What is required: Return every line of the records below verbatim, with no pictures in the copy.

[Stored data entries]
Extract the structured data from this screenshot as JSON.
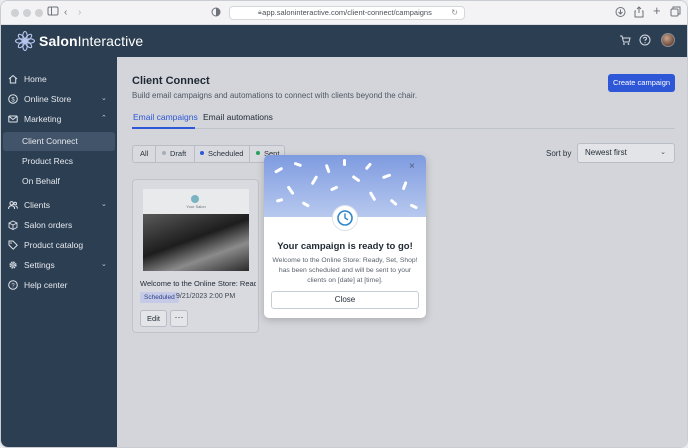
{
  "browser": {
    "url": "app.saloninteractive.com/client-connect/campaigns"
  },
  "app": {
    "brand_prefix": "Salon",
    "brand_suffix": "Interactive"
  },
  "sidebar": {
    "items": [
      {
        "label": "Home",
        "icon": "home-icon"
      },
      {
        "label": "Online Store",
        "icon": "dollar-icon",
        "chevron": "down"
      },
      {
        "label": "Marketing",
        "icon": "mail-icon",
        "chevron": "up"
      },
      {
        "label": "Client Connect",
        "sub": true,
        "active": true
      },
      {
        "label": "Product Recs",
        "sub": true
      },
      {
        "label": "On Behalf",
        "sub": true
      },
      {
        "label": "Clients",
        "icon": "users-icon",
        "chevron": "down"
      },
      {
        "label": "Salon orders",
        "icon": "box-icon"
      },
      {
        "label": "Product catalog",
        "icon": "tag-icon"
      },
      {
        "label": "Settings",
        "icon": "gear-icon",
        "chevron": "down"
      },
      {
        "label": "Help center",
        "icon": "help-icon"
      }
    ]
  },
  "main": {
    "title": "Client Connect",
    "subtitle": "Build email campaigns and automations to connect with clients beyond the chair.",
    "create_button": "Create campaign",
    "tabs": [
      {
        "label": "Email campaigns",
        "active": true
      },
      {
        "label": "Email automations",
        "active": false
      }
    ],
    "filters": [
      {
        "label": "All",
        "dot": ""
      },
      {
        "label": "Draft",
        "dot": "#a8adb5"
      },
      {
        "label": "Scheduled",
        "dot": "#2d57d6"
      },
      {
        "label": "Sent",
        "dot": "#27a05a"
      }
    ],
    "sort_label": "Sort by",
    "sort_value": "Newest first"
  },
  "card": {
    "thumb_caption": "Your Salon",
    "title": "Welcome to the Online Store: Ready, Set, Shop!",
    "title_display": "Welcome to the Online Store: Read...",
    "status": "Scheduled",
    "date": "9/21/2023 2:00 PM",
    "edit_label": "Edit",
    "more_label": "···"
  },
  "modal": {
    "title": "Your campaign is ready to go!",
    "body": "Welcome to the Online Store: Ready, Set, Shop! has been scheduled and will be sent to your clients on [date] at [time].",
    "close_label": "Close",
    "close_icon": "×"
  },
  "colors": {
    "sidebar": "#2c3e52",
    "primary": "#2d57d6",
    "scheduled_badge": "#c5cbe6"
  }
}
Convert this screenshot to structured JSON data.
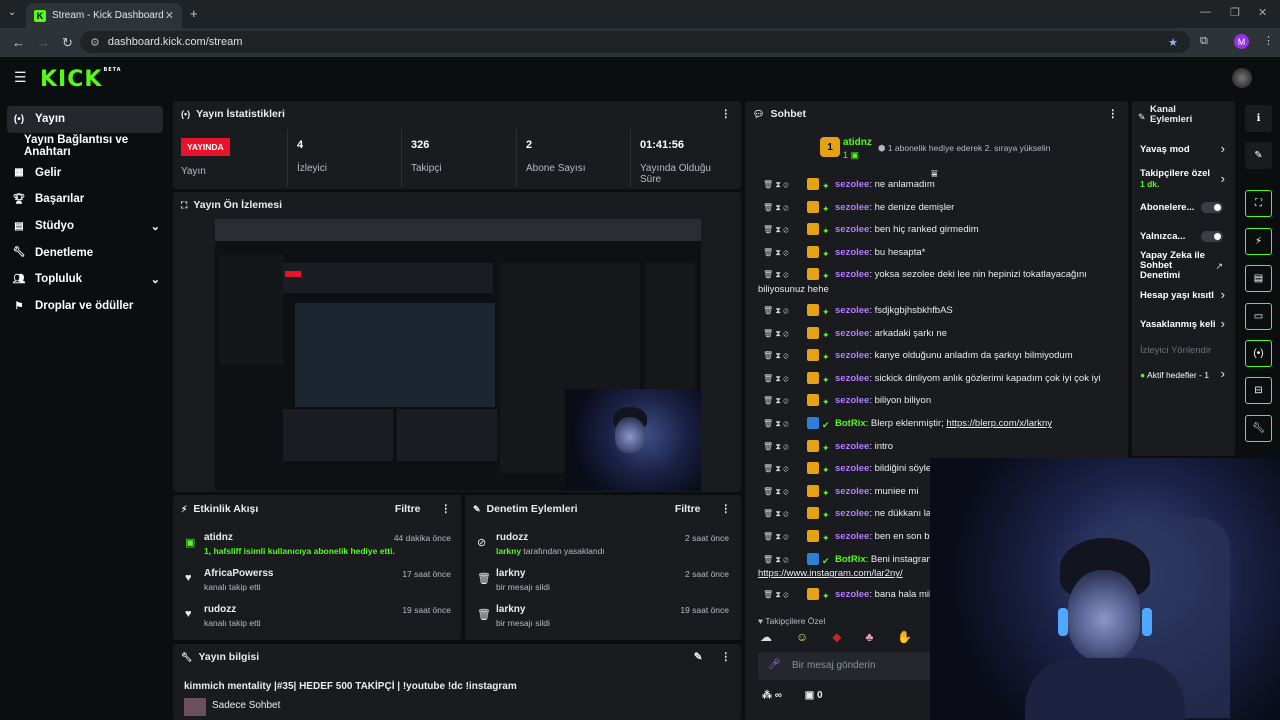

Expected output:
Extract the structured data from this screenshot as JSON.
{
  "browser": {
    "url": "app.saloninteractive.com/client-connect/campaigns"
  },
  "app": {
    "brand_prefix": "Salon",
    "brand_suffix": "Interactive"
  },
  "sidebar": {
    "items": [
      {
        "label": "Home",
        "icon": "home-icon"
      },
      {
        "label": "Online Store",
        "icon": "dollar-icon",
        "chevron": "down"
      },
      {
        "label": "Marketing",
        "icon": "mail-icon",
        "chevron": "up"
      },
      {
        "label": "Client Connect",
        "sub": true,
        "active": true
      },
      {
        "label": "Product Recs",
        "sub": true
      },
      {
        "label": "On Behalf",
        "sub": true
      },
      {
        "label": "Clients",
        "icon": "users-icon",
        "chevron": "down"
      },
      {
        "label": "Salon orders",
        "icon": "box-icon"
      },
      {
        "label": "Product catalog",
        "icon": "tag-icon"
      },
      {
        "label": "Settings",
        "icon": "gear-icon",
        "chevron": "down"
      },
      {
        "label": "Help center",
        "icon": "help-icon"
      }
    ]
  },
  "main": {
    "title": "Client Connect",
    "subtitle": "Build email campaigns and automations to connect with clients beyond the chair.",
    "create_button": "Create campaign",
    "tabs": [
      {
        "label": "Email campaigns",
        "active": true
      },
      {
        "label": "Email automations",
        "active": false
      }
    ],
    "filters": [
      {
        "label": "All",
        "dot": ""
      },
      {
        "label": "Draft",
        "dot": "#a8adb5"
      },
      {
        "label": "Scheduled",
        "dot": "#2d57d6"
      },
      {
        "label": "Sent",
        "dot": "#27a05a"
      }
    ],
    "sort_label": "Sort by",
    "sort_value": "Newest first"
  },
  "card": {
    "thumb_caption": "Your Salon",
    "title": "Welcome to the Online Store: Ready, Set, Shop!",
    "title_display": "Welcome to the Online Store: Read...",
    "status": "Scheduled",
    "date": "9/21/2023 2:00 PM",
    "edit_label": "Edit",
    "more_label": "···"
  },
  "modal": {
    "title": "Your campaign is ready to go!",
    "body": "Welcome to the Online Store: Ready, Set, Shop! has been scheduled and will be sent to your clients on [date] at [time].",
    "close_label": "Close",
    "close_icon": "×"
  },
  "colors": {
    "sidebar": "#2c3e52",
    "primary": "#2d57d6",
    "scheduled_badge": "#c5cbe6"
  }
}
Convert this screenshot to structured JSON data.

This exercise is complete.